# Given task:
Collect each line of the entries that holds the string "ročné".

Extracted data entries:

---------------

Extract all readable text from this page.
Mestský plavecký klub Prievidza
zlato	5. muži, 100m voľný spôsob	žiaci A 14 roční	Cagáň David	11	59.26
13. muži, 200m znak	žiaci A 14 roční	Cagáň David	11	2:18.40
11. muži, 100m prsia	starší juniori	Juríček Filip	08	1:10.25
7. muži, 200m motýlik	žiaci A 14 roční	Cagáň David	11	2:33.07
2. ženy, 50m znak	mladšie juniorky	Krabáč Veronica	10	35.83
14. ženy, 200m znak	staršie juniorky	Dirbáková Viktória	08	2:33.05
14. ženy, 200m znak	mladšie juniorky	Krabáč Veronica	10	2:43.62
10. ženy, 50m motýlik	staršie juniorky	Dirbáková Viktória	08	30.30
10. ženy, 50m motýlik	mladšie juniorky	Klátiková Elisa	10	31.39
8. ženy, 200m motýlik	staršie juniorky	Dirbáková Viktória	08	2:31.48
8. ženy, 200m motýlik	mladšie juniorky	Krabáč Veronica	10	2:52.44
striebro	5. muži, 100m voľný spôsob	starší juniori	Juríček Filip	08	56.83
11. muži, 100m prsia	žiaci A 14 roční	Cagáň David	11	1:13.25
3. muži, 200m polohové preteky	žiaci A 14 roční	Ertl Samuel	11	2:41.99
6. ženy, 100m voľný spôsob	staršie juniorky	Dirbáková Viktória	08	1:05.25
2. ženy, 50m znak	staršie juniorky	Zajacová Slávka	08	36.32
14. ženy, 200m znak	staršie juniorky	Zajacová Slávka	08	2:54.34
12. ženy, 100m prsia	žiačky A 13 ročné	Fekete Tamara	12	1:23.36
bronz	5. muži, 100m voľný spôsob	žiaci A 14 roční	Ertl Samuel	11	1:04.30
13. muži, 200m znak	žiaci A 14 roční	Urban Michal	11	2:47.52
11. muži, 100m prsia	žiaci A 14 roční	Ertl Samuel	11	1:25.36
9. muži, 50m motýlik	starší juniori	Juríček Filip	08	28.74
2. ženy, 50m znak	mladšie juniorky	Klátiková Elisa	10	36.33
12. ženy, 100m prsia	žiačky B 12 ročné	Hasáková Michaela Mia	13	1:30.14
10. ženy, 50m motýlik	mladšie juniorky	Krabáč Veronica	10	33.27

---------------

# Task result:
12. ženy, 100m prsia	žiačky A 13 ročné	Fekete Tamara	12	1:23.36
12. ženy, 100m prsia	žiačky B 12 ročné	Hasáková Michaela Mia	13	1:30.14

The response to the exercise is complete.